• **Written task**
Select and reproduce each line of the listing below that bears the string "Video".

[Begin Data for this exercise]

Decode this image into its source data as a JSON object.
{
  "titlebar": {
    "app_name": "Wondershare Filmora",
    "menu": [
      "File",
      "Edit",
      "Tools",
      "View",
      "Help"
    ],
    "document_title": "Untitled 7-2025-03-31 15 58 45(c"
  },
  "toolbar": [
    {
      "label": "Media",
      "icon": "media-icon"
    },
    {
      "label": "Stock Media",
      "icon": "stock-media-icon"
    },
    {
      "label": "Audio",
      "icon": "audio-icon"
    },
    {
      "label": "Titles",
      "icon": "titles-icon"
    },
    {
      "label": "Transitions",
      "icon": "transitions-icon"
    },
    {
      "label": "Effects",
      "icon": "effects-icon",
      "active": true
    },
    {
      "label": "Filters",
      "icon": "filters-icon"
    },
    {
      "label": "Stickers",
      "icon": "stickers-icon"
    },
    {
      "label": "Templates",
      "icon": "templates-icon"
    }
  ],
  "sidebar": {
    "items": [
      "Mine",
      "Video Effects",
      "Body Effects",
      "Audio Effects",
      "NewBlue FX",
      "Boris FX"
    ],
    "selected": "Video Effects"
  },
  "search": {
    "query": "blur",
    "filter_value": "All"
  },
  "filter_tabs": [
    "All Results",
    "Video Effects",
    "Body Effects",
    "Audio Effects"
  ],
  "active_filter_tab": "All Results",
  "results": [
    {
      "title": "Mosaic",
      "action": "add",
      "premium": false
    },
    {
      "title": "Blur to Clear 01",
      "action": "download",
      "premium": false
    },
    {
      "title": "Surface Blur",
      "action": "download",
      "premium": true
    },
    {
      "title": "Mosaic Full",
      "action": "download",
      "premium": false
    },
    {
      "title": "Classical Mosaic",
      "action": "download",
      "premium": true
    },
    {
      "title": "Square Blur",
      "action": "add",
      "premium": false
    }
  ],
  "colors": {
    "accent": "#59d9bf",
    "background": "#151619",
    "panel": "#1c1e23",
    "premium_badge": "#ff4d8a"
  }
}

[End Data for this exercise]

• **Written answer**
      "Video Effects",
    "selected": "Video Effects"
    "Video Effects",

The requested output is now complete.